BEGIN Source document

Charter Schools

 What is a Charter School?

  • Charter schools are public schools.
  • Independent and tuition free to in-state students.
  • Operated in accordance to a specific mission or “charter”. The “charter” establishes a performance contract detailing the school’s mission, program, goals, students served, methods of assessment, and ways to measure success.
  • Charters are granted for a period of 5 years, after which they must be thoroughly evaluated prior to reauthorization.


  • New Hampshire has two authorizers, the NH State Board of Education and the Local School District.
  • Most charter schools in New Hampshire are authorized by the State Board of Education. The local authorization process is quite complicated and only one school has opened using this method.
  • There are 17 charter schools in New Hampshire, including the Robert Frost Charter School in North Conway, which educates about 80 students.



New Hampshire was awarded a federal startup grant in 2010 to fund the creation of new charter schools. The grant totals $11.6 million and runs through 2015. All of the startup costs associated with opening a new charter school are born by the federal grant.

The grant covers items such as teacher training, curriculum development, books, computers, equipment, pens, papers, toner etc. There is approximately $5.2 million in startup funds remaining (as of 2/13). This works out to about eight more charter schools over the next two and a half years.

State Funding

Charter schools do not receive state funding until after the school has opened. It typically takes about 9-18 months to open a charter school after it receives authorization.

END Source document

About this task –
What does a school's "charter" detail, according to the charter schools text above? List every item the text names.

BEGIN Entries supplied

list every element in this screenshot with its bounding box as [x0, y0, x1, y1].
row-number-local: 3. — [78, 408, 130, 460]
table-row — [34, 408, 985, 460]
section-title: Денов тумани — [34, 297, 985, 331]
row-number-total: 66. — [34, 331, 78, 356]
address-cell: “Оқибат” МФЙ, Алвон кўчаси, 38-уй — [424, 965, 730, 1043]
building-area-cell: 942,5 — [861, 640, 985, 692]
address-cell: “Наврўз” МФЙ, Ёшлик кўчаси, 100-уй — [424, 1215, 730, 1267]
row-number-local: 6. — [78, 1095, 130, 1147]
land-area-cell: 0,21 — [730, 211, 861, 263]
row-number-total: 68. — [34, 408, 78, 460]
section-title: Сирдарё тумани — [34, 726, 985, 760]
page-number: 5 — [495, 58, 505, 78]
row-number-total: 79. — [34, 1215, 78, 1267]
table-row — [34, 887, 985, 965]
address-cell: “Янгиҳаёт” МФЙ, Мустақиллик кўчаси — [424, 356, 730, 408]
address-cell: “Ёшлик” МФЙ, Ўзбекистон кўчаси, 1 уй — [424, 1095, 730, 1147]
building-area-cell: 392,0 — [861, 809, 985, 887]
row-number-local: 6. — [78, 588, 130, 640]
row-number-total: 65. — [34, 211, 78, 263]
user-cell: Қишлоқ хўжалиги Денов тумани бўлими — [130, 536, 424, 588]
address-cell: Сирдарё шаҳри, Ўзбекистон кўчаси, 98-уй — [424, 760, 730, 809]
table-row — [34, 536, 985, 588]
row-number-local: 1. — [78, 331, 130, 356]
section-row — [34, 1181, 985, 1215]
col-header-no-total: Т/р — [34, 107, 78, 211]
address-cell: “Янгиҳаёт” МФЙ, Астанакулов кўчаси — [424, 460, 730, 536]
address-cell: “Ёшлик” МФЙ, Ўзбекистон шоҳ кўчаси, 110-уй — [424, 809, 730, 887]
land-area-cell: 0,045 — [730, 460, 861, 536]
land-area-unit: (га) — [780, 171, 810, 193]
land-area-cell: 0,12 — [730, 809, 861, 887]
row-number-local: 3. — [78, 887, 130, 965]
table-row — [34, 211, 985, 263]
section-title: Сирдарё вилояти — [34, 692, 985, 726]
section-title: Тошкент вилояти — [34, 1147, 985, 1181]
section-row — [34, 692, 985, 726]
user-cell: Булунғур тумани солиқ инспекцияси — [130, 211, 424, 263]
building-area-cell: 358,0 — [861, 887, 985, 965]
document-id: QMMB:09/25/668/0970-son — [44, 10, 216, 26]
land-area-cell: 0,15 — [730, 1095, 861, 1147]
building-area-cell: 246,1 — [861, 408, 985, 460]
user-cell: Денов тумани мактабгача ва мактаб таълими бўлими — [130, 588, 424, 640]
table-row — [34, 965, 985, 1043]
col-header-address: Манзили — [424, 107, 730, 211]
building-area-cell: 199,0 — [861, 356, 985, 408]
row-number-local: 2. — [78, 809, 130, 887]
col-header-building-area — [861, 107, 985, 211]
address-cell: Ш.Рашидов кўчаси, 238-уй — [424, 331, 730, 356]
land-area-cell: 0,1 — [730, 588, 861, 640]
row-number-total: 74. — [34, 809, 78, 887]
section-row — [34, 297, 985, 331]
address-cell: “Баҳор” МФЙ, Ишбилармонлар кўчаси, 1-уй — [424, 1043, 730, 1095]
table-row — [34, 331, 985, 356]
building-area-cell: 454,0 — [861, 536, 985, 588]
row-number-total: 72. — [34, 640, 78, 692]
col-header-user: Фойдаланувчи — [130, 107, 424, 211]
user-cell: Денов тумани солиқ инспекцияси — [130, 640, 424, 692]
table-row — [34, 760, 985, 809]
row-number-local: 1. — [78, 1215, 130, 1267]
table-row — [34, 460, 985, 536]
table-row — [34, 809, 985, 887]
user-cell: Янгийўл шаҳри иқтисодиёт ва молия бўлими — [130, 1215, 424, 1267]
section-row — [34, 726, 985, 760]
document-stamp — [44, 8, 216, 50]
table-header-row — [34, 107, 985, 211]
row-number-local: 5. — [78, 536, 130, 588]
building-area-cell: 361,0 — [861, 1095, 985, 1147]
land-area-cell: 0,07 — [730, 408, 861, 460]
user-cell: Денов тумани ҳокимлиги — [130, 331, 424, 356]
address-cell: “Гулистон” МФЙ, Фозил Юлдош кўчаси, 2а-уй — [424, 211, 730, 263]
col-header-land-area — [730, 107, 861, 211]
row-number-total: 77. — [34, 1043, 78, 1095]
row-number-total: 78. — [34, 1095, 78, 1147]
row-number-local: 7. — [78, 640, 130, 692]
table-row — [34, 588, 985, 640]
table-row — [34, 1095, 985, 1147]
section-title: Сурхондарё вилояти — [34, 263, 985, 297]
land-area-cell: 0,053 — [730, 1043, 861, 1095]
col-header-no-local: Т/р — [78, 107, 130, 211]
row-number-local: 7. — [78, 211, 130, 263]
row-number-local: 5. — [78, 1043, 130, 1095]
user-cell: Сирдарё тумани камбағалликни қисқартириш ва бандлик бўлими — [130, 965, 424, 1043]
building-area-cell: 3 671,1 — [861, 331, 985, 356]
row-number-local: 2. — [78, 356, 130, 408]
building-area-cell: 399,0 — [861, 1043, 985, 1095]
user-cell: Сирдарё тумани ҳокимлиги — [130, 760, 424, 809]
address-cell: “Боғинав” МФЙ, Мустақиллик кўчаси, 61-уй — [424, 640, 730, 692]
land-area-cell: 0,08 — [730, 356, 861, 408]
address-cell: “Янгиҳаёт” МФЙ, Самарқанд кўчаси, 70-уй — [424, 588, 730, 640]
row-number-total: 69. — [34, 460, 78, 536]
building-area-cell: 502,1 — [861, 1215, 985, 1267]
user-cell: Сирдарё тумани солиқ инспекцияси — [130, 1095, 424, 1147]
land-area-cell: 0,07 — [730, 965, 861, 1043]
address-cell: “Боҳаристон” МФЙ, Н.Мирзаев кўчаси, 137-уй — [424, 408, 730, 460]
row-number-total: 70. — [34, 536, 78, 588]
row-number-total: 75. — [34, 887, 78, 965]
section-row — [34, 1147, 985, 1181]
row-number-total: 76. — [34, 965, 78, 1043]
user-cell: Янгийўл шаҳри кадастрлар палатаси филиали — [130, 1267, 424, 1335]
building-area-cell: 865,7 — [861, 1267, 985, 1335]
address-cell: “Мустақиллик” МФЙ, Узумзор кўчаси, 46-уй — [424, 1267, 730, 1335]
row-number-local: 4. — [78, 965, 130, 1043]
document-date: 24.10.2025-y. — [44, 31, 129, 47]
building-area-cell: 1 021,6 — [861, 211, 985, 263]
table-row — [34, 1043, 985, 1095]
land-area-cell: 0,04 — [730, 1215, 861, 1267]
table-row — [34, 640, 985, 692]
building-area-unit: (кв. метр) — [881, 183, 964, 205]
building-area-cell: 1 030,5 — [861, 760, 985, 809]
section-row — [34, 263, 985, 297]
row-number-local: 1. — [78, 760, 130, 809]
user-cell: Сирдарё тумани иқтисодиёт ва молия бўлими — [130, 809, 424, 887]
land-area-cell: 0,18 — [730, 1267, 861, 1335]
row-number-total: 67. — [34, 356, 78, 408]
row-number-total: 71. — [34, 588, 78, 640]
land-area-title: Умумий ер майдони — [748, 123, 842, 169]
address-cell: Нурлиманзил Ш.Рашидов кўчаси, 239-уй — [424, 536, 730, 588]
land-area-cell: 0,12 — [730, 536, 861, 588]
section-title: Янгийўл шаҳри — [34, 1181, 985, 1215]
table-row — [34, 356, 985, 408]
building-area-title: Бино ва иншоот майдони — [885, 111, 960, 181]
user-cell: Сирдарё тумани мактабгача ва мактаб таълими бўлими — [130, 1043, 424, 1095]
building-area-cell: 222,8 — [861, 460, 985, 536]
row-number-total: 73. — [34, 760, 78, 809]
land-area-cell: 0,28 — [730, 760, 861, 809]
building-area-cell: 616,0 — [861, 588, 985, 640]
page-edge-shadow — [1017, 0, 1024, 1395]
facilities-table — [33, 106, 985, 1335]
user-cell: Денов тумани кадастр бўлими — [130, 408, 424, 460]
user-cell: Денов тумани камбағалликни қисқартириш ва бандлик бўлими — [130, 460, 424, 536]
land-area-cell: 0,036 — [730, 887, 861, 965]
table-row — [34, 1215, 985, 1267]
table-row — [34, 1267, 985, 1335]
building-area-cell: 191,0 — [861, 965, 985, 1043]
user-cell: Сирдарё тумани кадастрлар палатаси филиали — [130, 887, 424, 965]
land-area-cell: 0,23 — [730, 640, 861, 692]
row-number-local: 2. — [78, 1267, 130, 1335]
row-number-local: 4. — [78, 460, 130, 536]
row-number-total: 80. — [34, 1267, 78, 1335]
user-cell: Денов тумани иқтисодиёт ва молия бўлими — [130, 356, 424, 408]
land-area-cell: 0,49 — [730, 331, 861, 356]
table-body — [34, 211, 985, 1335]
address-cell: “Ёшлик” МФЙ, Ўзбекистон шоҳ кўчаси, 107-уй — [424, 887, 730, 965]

END Entries supplied

Exercise answer –
- The school's mission
- Program
- Goals
- Students served
- Methods of assessment
- Ways to measure success